— BEGIN Rows —

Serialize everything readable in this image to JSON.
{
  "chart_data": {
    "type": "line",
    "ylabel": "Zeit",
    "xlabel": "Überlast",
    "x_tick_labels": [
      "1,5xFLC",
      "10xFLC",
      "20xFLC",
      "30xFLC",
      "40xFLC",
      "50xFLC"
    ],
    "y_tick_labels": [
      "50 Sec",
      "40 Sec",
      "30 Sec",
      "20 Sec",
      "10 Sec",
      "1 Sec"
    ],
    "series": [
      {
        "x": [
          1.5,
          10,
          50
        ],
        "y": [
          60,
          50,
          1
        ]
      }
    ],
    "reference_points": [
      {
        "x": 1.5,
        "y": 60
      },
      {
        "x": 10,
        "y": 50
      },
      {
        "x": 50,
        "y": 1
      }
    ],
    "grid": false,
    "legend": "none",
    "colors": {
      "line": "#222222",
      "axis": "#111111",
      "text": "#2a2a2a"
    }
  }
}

— END Rows —

- [Exercise task] Write out every entry above, word for word.

- [Correct answer]
Serialize everything readable in this image to JSON.
{
  "chart_data": {
    "type": "line",
    "ylabel": "Zeit",
    "xlabel": "Überlast",
    "x_tick_labels": [
      "1,5xFLC",
      "10xFLC",
      "20xFLC",
      "30xFLC",
      "40xFLC",
      "50xFLC"
    ],
    "y_tick_labels": [
      "50 Sec",
      "40 Sec",
      "30 Sec",
      "20 Sec",
      "10 Sec",
      "1 Sec"
    ],
    "series": [
      {
        "x": [
          1.5,
          10,
          50
        ],
        "y": [
          60,
          50,
          1
        ]
      }
    ],
    "reference_points": [
      {
        "x": 1.5,
        "y": 60
      },
      {
        "x": 10,
        "y": 50
      },
      {
        "x": 50,
        "y": 1
      }
    ],
    "grid": false,
    "legend": "none",
    "colors": {
      "line": "#222222",
      "axis": "#111111",
      "text": "#2a2a2a"
    }
  }
}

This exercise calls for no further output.